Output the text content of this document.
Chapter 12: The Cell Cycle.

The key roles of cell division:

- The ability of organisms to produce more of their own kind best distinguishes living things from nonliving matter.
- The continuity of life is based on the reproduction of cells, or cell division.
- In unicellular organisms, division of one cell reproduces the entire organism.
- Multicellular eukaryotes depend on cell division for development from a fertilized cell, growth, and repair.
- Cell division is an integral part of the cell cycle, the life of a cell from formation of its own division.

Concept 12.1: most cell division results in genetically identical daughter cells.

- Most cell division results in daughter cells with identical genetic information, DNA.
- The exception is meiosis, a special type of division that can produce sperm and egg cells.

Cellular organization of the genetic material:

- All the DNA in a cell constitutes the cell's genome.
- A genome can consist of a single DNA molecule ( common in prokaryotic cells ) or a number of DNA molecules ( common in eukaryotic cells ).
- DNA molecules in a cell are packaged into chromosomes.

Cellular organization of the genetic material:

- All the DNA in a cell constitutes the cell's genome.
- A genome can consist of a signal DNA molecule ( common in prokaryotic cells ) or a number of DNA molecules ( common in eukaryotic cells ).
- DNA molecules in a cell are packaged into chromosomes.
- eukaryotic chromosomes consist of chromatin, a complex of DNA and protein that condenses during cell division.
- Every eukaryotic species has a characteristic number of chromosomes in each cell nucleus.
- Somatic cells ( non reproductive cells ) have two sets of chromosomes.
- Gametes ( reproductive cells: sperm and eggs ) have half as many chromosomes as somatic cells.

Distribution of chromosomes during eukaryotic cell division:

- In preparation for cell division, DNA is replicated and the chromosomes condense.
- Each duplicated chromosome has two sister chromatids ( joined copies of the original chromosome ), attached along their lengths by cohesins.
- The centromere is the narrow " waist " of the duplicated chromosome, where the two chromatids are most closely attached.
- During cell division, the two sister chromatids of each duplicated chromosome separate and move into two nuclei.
════════════════
[REQUIRED WORK]
What lines in the material above hold the word "organisms"? Pull them out.

[EXPECTED ANSWER]
- The ability of organisms to produce more of their own kind best distinguishes living things from nonliving matter.
- In unicellular organisms, division of one cell reproduces the entire organism.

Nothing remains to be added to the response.